» What this task involves: Return every record below exactly as written, but leave out the pictures.

--

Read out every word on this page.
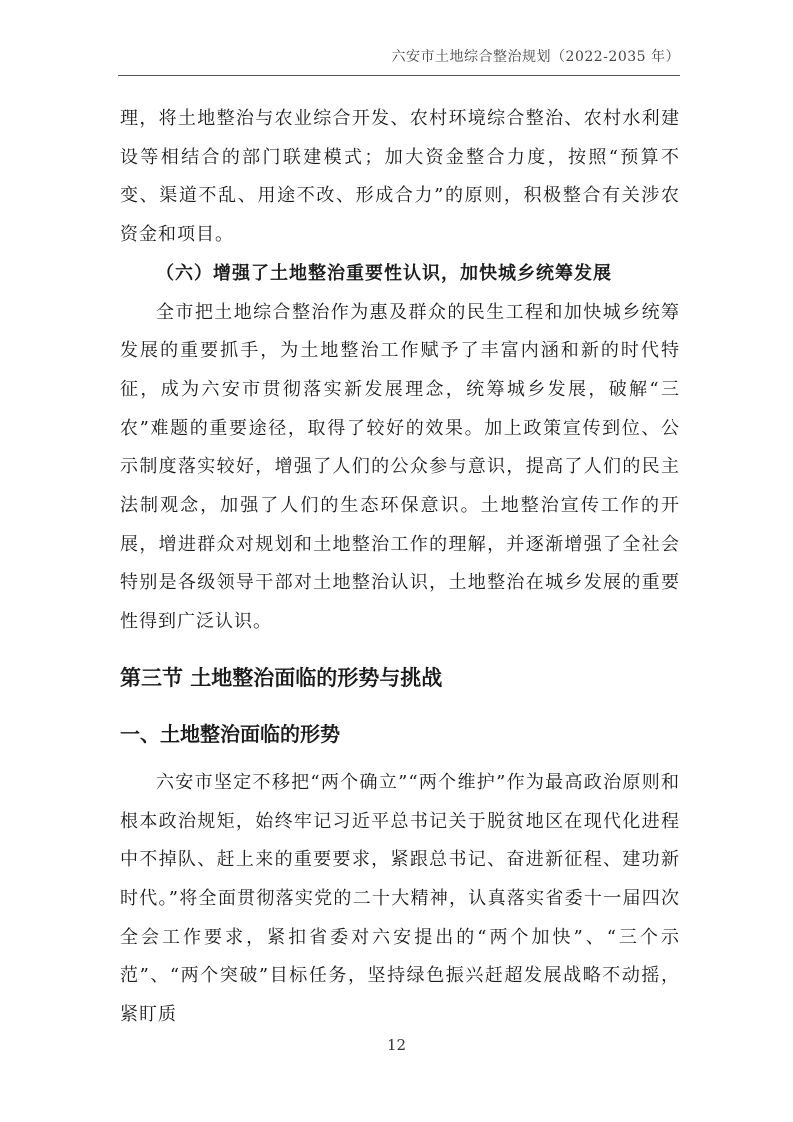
六安市土地综合整治规划（2022-2035 年）

理，将土地整治与农业综合开发、农村环境综合整治、农村水利建设等相结合的部门联建模式；加大资金整合力度，按照“预算不变、渠道不乱、用途不改、形成合力”的原则，积极整合有关涉农资金和项目。

（六）增强了土地整治重要性认识，加快城乡统筹发展

全市把土地综合整治作为惠及群众的民生工程和加快城乡统筹发展的重要抓手，为土地整治工作赋予了丰富内涵和新的时代特征，成为六安市贯彻落实新发展理念，统筹城乡发展，破解“三农”难题的重要途径，取得了较好的效果。加上政策宣传到位、公示制度落实较好，增强了人们的公众参与意识，提高了人们的民主法制观念，加强了人们的生态环保意识。土地整治宣传工作的开展，增进群众对规划和土地整治工作的理解，并逐渐增强了全社会特别是各级领导干部对土地整治认识，土地整治在城乡发展的重要性得到广泛认识。

第三节 土地整治面临的形势与挑战
一、土地整治面临的形势

六安市坚定不移把“两个确立”“两个维护”作为最高政治原则和根本政治规矩，始终牢记习近平总书记关于脱贫地区在现代化进程中不掉队、赶上来的重要要求，紧跟总书记、奋进新征程、建功新时代。”将全面贯彻落实党的二十大精神，认真落实省委十一届四次全会工作要求，紧扣省委对六安提出的“两个加快”、“三个示范”、“两个突破”目标任务，坚持绿色振兴赶超发展战略不动摇，紧盯质

12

--

» Written solution:
Read out every word on this page.
六安市土地综合整治规划（2022-2035 年）

理，将土地整治与农业综合开发、农村环境综合整治、农村水利建设等相结合的部门联建模式；加大资金整合力度，按照“预算不变、渠道不乱、用途不改、形成合力”的原则，积极整合有关涉农资金和项目。

（六）增强了土地整治重要性认识，加快城乡统筹发展

全市把土地综合整治作为惠及群众的民生工程和加快城乡统筹发展的重要抓手，为土地整治工作赋予了丰富内涵和新的时代特征，成为六安市贯彻落实新发展理念，统筹城乡发展，破解“三农”难题的重要途径，取得了较好的效果。加上政策宣传到位、公示制度落实较好，增强了人们的公众参与意识，提高了人们的民主法制观念，加强了人们的生态环保意识。土地整治宣传工作的开展，增进群众对规划和土地整治工作的理解，并逐渐增强了全社会特别是各级领导干部对土地整治认识，土地整治在城乡发展的重要性得到广泛认识。

第三节 土地整治面临的形势与挑战
一、土地整治面临的形势

六安市坚定不移把“两个确立”“两个维护”作为最高政治原则和根本政治规矩，始终牢记习近平总书记关于脱贫地区在现代化进程中不掉队、赶上来的重要要求，紧跟总书记、奋进新征程、建功新时代。”将全面贯彻落实党的二十大精神，认真落实省委十一届四次全会工作要求，紧扣省委对六安提出的“两个加快”、“三个示范”、“两个突破”目标任务，坚持绿色振兴赶超发展战略不动摇，紧盯质

12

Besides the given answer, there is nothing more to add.